_Required task_
Repeat the records below exactly as they appear.

_Given information_
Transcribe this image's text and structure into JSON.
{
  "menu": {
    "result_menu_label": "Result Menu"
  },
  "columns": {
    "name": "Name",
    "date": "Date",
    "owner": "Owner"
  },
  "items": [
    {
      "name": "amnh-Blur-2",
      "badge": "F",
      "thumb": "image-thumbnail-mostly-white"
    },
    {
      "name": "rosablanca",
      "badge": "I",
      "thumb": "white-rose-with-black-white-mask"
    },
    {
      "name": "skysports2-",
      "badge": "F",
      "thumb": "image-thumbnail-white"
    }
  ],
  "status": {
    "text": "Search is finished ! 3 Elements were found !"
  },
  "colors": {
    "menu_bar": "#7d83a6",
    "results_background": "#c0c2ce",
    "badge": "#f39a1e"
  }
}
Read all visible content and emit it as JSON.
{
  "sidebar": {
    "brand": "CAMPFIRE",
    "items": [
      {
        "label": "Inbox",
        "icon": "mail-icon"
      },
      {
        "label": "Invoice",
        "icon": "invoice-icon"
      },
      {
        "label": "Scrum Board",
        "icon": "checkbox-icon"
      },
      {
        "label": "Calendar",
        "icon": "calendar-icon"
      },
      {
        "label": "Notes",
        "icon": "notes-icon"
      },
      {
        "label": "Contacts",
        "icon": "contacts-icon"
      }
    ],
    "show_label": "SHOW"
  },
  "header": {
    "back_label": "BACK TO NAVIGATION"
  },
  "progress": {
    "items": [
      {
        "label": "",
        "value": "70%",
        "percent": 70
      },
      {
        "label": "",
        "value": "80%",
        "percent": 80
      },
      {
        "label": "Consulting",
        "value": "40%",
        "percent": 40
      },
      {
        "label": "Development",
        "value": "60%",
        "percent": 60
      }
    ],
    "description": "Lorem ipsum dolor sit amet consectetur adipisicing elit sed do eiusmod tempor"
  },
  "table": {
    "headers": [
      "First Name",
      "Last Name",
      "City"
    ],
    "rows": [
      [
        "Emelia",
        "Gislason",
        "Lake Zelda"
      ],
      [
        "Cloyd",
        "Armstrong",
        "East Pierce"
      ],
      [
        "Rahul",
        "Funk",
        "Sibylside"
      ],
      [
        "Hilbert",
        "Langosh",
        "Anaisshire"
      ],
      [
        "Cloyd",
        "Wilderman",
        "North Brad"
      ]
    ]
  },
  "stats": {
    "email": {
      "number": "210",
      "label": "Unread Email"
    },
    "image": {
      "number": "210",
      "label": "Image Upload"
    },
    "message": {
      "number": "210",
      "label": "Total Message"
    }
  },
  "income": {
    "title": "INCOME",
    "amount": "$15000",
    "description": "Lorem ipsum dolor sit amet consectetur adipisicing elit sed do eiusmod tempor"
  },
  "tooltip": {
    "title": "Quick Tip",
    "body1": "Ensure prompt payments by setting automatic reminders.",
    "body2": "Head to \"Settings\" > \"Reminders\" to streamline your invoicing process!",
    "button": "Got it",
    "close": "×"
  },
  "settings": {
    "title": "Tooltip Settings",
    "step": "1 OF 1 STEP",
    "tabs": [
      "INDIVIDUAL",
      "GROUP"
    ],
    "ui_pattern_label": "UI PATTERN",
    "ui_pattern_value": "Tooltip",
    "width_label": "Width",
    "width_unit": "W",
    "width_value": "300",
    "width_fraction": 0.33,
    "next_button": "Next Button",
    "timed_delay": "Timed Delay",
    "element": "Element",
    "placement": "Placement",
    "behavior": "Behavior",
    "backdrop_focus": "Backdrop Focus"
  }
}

_Reply to the task_
Transcribe this image's text and structure into JSON.
{
  "menu": {
    "result_menu_label": "Result Menu"
  },
  "columns": {
    "name": "Name",
    "date": "Date",
    "owner": "Owner"
  },
  "items": [
    {
      "name": "amnh-Blur-2",
      "badge": "F",
      "thumb": "image-thumbnail-mostly-white"
    },
    {
      "name": "rosablanca",
      "badge": "I",
      "thumb": "white-rose-with-black-white-mask"
    },
    {
      "name": "skysports2-",
      "badge": "F",
      "thumb": "image-thumbnail-white"
    }
  ],
  "status": {
    "text": "Search is finished ! 3 Elements were found !"
  },
  "colors": {
    "menu_bar": "#7d83a6",
    "results_background": "#c0c2ce",
    "badge": "#f39a1e"
  }
}
Read all visible content and emit it as JSON.
{
  "sidebar": {
    "brand": "CAMPFIRE",
    "items": [
      {
        "label": "Inbox",
        "icon": "mail-icon"
      },
      {
        "label": "Invoice",
        "icon": "invoice-icon"
      },
      {
        "label": "Scrum Board",
        "icon": "checkbox-icon"
      },
      {
        "label": "Calendar",
        "icon": "calendar-icon"
      },
      {
        "label": "Notes",
        "icon": "notes-icon"
      },
      {
        "label": "Contacts",
        "icon": "contacts-icon"
      }
    ],
    "show_label": "SHOW"
  },
  "header": {
    "back_label": "BACK TO NAVIGATION"
  },
  "progress": {
    "items": [
      {
        "label": "",
        "value": "70%",
        "percent": 70
      },
      {
        "label": "",
        "value": "80%",
        "percent": 80
      },
      {
        "label": "Consulting",
        "value": "40%",
        "percent": 40
      },
      {
        "label": "Development",
        "value": "60%",
        "percent": 60
      }
    ],
    "description": "Lorem ipsum dolor sit amet consectetur adipisicing elit sed do eiusmod tempor"
  },
  "table": {
    "headers": [
      "First Name",
      "Last Name",
      "City"
    ],
    "rows": [
      [
        "Emelia",
        "Gislason",
        "Lake Zelda"
      ],
      [
        "Cloyd",
        "Armstrong",
        "East Pierce"
      ],
      [
        "Rahul",
        "Funk",
        "Sibylside"
      ],
      [
        "Hilbert",
        "Langosh",
        "Anaisshire"
      ],
      [
        "Cloyd",
        "Wilderman",
        "North Brad"
      ]
    ]
  },
  "stats": {
    "email": {
      "number": "210",
      "label": "Unread Email"
    },
    "image": {
      "number": "210",
      "label": "Image Upload"
    },
    "message": {
      "number": "210",
      "label": "Total Message"
    }
  },
  "income": {
    "title": "INCOME",
    "amount": "$15000",
    "description": "Lorem ipsum dolor sit amet consectetur adipisicing elit sed do eiusmod tempor"
  },
  "tooltip": {
    "title": "Quick Tip",
    "body1": "Ensure prompt payments by setting automatic reminders.",
    "body2": "Head to \"Settings\" > \"Reminders\" to streamline your invoicing process!",
    "button": "Got it",
    "close": "×"
  },
  "settings": {
    "title": "Tooltip Settings",
    "step": "1 OF 1 STEP",
    "tabs": [
      "INDIVIDUAL",
      "GROUP"
    ],
    "ui_pattern_label": "UI PATTERN",
    "ui_pattern_value": "Tooltip",
    "width_label": "Width",
    "width_unit": "W",
    "width_value": "300",
    "width_fraction": 0.33,
    "next_button": "Next Button",
    "timed_delay": "Timed Delay",
    "element": "Element",
    "placement": "Placement",
    "behavior": "Behavior",
    "backdrop_focus": "Backdrop Focus"
  }
}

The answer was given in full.